Written task
Determine which lines of the records include the word "Related", and copy them.

══════

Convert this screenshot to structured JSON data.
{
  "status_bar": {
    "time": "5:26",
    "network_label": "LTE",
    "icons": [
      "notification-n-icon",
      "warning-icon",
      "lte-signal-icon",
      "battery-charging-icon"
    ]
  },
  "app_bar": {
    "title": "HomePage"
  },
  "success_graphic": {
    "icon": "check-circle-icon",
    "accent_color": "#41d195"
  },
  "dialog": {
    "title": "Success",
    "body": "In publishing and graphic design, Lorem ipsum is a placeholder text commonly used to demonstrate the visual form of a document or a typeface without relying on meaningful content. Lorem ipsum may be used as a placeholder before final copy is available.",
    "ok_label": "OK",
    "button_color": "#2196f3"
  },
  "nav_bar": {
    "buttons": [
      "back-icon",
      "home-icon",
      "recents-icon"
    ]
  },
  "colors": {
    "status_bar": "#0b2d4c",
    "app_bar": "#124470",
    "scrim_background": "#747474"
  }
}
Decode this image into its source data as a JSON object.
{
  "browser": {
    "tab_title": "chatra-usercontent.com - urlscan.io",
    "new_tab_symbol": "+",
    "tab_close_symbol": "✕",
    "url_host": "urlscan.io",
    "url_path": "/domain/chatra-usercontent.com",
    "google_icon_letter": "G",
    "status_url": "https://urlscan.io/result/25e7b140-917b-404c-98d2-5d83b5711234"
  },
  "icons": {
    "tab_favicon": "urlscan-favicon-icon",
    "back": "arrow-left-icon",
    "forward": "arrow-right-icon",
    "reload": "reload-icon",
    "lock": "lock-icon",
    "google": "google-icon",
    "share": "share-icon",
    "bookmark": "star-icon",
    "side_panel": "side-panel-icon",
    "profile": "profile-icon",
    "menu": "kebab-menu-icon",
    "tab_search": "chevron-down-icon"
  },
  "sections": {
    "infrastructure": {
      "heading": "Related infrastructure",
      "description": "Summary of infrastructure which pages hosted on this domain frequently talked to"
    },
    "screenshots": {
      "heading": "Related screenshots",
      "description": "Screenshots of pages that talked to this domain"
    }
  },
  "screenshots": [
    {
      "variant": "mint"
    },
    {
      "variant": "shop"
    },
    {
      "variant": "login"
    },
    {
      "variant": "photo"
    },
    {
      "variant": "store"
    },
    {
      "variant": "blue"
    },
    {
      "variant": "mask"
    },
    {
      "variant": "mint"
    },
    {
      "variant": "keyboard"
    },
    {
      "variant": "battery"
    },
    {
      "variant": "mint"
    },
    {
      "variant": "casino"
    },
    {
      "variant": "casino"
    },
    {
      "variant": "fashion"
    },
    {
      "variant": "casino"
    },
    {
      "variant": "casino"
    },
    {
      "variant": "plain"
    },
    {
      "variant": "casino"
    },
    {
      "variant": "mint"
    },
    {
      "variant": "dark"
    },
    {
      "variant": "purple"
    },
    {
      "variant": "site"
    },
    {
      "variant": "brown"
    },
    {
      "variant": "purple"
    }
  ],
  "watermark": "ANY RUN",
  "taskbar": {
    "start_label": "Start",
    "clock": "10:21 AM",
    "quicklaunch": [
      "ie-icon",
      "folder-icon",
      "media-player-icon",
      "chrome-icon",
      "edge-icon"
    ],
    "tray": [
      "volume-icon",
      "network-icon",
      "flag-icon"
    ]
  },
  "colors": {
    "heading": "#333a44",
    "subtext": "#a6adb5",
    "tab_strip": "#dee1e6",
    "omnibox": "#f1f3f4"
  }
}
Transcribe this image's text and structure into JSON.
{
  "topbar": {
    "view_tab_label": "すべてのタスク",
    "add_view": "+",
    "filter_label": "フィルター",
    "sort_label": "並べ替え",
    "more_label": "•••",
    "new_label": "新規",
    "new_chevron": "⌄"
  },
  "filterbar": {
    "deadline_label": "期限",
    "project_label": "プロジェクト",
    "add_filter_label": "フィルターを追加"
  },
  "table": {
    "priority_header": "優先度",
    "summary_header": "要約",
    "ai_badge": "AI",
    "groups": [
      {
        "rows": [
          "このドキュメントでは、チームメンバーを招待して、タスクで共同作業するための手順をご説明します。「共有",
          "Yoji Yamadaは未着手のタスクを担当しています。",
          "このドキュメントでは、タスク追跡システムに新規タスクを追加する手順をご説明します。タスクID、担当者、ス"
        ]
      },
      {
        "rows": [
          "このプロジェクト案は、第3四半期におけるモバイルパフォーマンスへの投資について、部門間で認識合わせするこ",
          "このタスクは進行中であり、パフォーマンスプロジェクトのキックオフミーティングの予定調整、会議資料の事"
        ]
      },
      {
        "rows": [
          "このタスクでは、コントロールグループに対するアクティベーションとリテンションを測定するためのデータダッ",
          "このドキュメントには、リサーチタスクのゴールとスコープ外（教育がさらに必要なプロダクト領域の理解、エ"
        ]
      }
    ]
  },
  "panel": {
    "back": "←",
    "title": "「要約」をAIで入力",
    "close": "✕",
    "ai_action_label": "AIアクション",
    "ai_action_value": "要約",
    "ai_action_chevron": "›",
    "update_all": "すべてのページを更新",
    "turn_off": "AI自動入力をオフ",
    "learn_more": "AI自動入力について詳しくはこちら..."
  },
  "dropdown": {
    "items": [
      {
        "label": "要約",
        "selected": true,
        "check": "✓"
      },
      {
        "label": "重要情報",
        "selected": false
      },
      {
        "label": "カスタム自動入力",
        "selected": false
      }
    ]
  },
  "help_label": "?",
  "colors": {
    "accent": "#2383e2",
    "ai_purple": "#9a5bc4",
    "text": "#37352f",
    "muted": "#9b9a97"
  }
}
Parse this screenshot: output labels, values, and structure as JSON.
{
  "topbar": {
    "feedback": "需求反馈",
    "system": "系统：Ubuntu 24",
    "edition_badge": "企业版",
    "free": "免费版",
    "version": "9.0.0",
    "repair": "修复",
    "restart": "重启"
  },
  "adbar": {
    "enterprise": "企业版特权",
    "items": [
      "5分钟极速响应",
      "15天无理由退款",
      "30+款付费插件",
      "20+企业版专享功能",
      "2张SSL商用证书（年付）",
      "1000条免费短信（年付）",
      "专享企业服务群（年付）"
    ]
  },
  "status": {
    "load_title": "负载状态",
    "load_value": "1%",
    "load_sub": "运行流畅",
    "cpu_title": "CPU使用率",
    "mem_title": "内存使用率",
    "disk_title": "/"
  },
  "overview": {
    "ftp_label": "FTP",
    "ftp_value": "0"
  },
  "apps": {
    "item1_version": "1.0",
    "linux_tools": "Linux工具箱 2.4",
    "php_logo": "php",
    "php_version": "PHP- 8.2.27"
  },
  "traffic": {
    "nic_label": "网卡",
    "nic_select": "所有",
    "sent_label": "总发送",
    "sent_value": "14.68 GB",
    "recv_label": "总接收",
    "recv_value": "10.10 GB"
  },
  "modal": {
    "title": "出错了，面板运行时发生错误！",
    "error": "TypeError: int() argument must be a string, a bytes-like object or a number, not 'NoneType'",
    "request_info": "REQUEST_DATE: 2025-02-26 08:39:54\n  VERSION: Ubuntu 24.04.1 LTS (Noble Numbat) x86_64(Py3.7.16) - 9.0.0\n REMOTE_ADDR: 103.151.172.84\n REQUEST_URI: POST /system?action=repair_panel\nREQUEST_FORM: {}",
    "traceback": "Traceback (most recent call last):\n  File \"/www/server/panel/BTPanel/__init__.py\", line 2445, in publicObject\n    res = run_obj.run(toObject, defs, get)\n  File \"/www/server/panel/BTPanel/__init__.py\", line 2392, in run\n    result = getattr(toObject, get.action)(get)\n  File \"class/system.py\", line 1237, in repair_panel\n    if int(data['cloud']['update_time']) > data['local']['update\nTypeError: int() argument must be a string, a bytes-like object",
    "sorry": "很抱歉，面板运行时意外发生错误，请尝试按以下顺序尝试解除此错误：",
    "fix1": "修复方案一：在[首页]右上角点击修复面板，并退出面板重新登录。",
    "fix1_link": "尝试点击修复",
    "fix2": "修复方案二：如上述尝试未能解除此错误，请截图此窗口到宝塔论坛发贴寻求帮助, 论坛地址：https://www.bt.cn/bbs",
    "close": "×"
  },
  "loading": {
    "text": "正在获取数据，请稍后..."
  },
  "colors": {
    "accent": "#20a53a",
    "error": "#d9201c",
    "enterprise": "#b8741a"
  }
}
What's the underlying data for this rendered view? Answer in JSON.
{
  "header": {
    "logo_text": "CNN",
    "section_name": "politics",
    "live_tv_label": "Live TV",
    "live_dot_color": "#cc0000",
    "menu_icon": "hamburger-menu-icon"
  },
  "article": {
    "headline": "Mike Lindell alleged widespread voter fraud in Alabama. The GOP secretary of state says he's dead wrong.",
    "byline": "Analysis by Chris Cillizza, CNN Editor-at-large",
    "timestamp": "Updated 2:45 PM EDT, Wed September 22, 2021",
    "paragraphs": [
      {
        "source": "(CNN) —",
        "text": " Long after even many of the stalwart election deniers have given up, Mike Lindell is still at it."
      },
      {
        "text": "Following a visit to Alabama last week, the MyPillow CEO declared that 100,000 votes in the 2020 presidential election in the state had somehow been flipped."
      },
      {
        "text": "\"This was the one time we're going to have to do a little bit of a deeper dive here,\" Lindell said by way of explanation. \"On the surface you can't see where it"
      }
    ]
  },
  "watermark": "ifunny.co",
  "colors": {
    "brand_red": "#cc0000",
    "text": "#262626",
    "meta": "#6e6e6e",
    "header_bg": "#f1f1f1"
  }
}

══════

Task solution
      "heading": "Related infrastructure",
      "heading": "Related screenshots",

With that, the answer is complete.